WRITTEN REQUEST => Render every entry verbatim.

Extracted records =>
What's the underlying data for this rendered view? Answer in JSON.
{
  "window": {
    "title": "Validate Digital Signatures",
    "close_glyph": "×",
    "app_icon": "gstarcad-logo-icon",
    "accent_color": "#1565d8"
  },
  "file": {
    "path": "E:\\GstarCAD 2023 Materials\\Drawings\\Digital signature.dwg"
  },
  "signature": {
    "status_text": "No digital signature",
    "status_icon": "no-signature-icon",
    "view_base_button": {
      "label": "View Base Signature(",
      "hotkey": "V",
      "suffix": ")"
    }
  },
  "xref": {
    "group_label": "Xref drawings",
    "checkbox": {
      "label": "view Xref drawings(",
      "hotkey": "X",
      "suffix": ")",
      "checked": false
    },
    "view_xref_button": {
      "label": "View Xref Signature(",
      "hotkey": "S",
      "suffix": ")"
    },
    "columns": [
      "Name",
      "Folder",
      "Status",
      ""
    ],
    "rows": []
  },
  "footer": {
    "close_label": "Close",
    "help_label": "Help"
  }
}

EXERCISE ANSWER =>
What's the underlying data for this rendered view? Answer in JSON.
{
  "window": {
    "title": "Validate Digital Signatures",
    "close_glyph": "×",
    "app_icon": "gstarcad-logo-icon",
    "accent_color": "#1565d8"
  },
  "file": {
    "path": "E:\\GstarCAD 2023 Materials\\Drawings\\Digital signature.dwg"
  },
  "signature": {
    "status_text": "No digital signature",
    "status_icon": "no-signature-icon",
    "view_base_button": {
      "label": "View Base Signature(",
      "hotkey": "V",
      "suffix": ")"
    }
  },
  "xref": {
    "group_label": "Xref drawings",
    "checkbox": {
      "label": "view Xref drawings(",
      "hotkey": "X",
      "suffix": ")",
      "checked": false
    },
    "view_xref_button": {
      "label": "View Xref Signature(",
      "hotkey": "S",
      "suffix": ")"
    },
    "columns": [
      "Name",
      "Folder",
      "Status",
      ""
    ],
    "rows": []
  },
  "footer": {
    "close_label": "Close",
    "help_label": "Help"
  }
}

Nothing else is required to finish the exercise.